# Given exercise
Return the listing below in full, with every line exactly as it is.

....

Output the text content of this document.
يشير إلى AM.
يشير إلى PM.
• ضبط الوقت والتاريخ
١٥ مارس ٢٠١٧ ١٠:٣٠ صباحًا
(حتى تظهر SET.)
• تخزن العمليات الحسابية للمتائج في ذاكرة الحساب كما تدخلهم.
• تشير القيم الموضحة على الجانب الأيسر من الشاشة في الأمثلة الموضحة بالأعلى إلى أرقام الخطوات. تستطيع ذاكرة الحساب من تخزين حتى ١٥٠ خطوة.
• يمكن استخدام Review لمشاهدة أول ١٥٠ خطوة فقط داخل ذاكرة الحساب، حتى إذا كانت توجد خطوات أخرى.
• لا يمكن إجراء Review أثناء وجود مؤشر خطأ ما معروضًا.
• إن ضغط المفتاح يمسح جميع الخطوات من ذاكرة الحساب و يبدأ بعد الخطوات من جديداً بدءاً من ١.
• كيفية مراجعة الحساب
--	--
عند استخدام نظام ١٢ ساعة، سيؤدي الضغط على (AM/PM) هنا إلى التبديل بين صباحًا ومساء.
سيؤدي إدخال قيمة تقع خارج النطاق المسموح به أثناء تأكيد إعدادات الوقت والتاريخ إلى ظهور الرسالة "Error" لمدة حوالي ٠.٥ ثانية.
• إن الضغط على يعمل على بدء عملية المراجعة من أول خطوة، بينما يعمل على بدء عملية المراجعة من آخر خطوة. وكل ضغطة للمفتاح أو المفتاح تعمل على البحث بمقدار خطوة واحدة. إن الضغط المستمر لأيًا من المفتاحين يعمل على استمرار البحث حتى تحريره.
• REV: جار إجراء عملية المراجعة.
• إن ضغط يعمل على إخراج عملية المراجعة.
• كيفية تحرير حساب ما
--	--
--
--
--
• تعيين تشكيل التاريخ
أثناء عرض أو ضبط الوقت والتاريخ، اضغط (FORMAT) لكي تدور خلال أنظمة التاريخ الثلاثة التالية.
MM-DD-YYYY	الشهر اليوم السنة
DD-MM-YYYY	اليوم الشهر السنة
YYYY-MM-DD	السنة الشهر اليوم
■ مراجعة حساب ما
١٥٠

....

# Result for this task
Output the text content of this document.
يشير إلى AM.
يشير إلى PM.
• ضبط الوقت والتاريخ
١٥ مارس ٢٠١٧ ١٠:٣٠ صباحًا
(حتى تظهر SET.)
• تخزن العمليات الحسابية للمتائج في ذاكرة الحساب كما تدخلهم.
• تشير القيم الموضحة على الجانب الأيسر من الشاشة في الأمثلة الموضحة بالأعلى إلى أرقام الخطوات. تستطيع ذاكرة الحساب من تخزين حتى ١٥٠ خطوة.
• يمكن استخدام Review لمشاهدة أول ١٥٠ خطوة فقط داخل ذاكرة الحساب، حتى إذا كانت توجد خطوات أخرى.
• لا يمكن إجراء Review أثناء وجود مؤشر خطأ ما معروضًا.
• إن ضغط المفتاح يمسح جميع الخطوات من ذاكرة الحساب و يبدأ بعد الخطوات من جديداً بدءاً من ١.
• كيفية مراجعة الحساب
--	--
عند استخدام نظام ١٢ ساعة، سيؤدي الضغط على (AM/PM) هنا إلى التبديل بين صباحًا ومساء.
سيؤدي إدخال قيمة تقع خارج النطاق المسموح به أثناء تأكيد إعدادات الوقت والتاريخ إلى ظهور الرسالة "Error" لمدة حوالي ٠.٥ ثانية.
• إن الضغط على يعمل على بدء عملية المراجعة من أول خطوة، بينما يعمل على بدء عملية المراجعة من آخر خطوة. وكل ضغطة للمفتاح أو المفتاح تعمل على البحث بمقدار خطوة واحدة. إن الضغط المستمر لأيًا من المفتاحين يعمل على استمرار البحث حتى تحريره.
• REV: جار إجراء عملية المراجعة.
• إن ضغط يعمل على إخراج عملية المراجعة.
• كيفية تحرير حساب ما
--	--
--
--
--
• تعيين تشكيل التاريخ
أثناء عرض أو ضبط الوقت والتاريخ، اضغط (FORMAT) لكي تدور خلال أنظمة التاريخ الثلاثة التالية.
MM-DD-YYYY	الشهر اليوم السنة
DD-MM-YYYY	اليوم الشهر السنة
YYYY-MM-DD	السنة الشهر اليوم
■ مراجعة حساب ما
١٥٠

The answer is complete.